[START OF Stored records]
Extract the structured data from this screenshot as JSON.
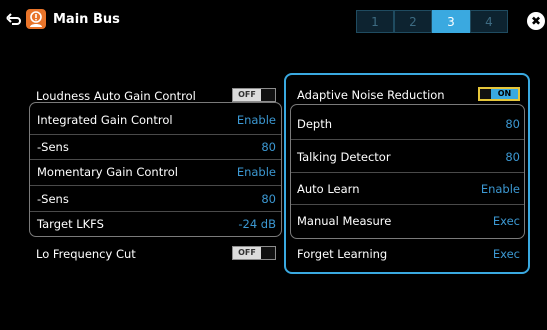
{
  "header": {
    "title": "Main Bus",
    "pages": [
      "1",
      "2",
      "3",
      "4"
    ],
    "active_page": "3",
    "close_symbol": "✖"
  },
  "left": {
    "loudness_label": "Loudness Auto Gain Control",
    "loudness_toggle": "OFF",
    "integrated_label": "Integrated Gain Control",
    "integrated_value": "Enable",
    "sens1_label": "-Sens",
    "sens1_value": "80",
    "momentary_label": "Momentary Gain Control",
    "momentary_value": "Enable",
    "sens2_label": "-Sens",
    "sens2_value": "80",
    "target_label": "Target LKFS",
    "target_value": "-24 dB",
    "lofreq_label": "Lo Frequency Cut",
    "lofreq_toggle": "OFF"
  },
  "right": {
    "anr_label": "Adaptive Noise Reduction",
    "anr_toggle": "ON",
    "depth_label": "Depth",
    "depth_value": "80",
    "talking_label": "Talking Detector",
    "talking_value": "80",
    "autolearn_label": "Auto Learn",
    "autolearn_value": "Enable",
    "manual_label": "Manual Measure",
    "manual_value": "Exec",
    "forget_label": "Forget Learning",
    "forget_value": "Exec"
  },
  "colors": {
    "accent": "#3aa9e0",
    "value": "#3c98d2",
    "toggle_on_border": "#e6c63a",
    "icon": "#e8742a"
  },
  "icons": {
    "back": "return-arrow-icon",
    "app": "alert-person-icon",
    "close": "close-icon"
  }
}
[END OF Stored records]
» **Objective**: Set the entries down again exactly. Do not include the images.

» **Complete answer**:
Extract the structured data from this screenshot as JSON.
{
  "header": {
    "title": "Main Bus",
    "pages": [
      "1",
      "2",
      "3",
      "4"
    ],
    "active_page": "3",
    "close_symbol": "✖"
  },
  "left": {
    "loudness_label": "Loudness Auto Gain Control",
    "loudness_toggle": "OFF",
    "integrated_label": "Integrated Gain Control",
    "integrated_value": "Enable",
    "sens1_label": "-Sens",
    "sens1_value": "80",
    "momentary_label": "Momentary Gain Control",
    "momentary_value": "Enable",
    "sens2_label": "-Sens",
    "sens2_value": "80",
    "target_label": "Target LKFS",
    "target_value": "-24 dB",
    "lofreq_label": "Lo Frequency Cut",
    "lofreq_toggle": "OFF"
  },
  "right": {
    "anr_label": "Adaptive Noise Reduction",
    "anr_toggle": "ON",
    "depth_label": "Depth",
    "depth_value": "80",
    "talking_label": "Talking Detector",
    "talking_value": "80",
    "autolearn_label": "Auto Learn",
    "autolearn_value": "Enable",
    "manual_label": "Manual Measure",
    "manual_value": "Exec",
    "forget_label": "Forget Learning",
    "forget_value": "Exec"
  },
  "colors": {
    "accent": "#3aa9e0",
    "value": "#3c98d2",
    "toggle_on_border": "#e6c63a",
    "icon": "#e8742a"
  },
  "icons": {
    "back": "return-arrow-icon",
    "app": "alert-person-icon",
    "close": "close-icon"
  }
}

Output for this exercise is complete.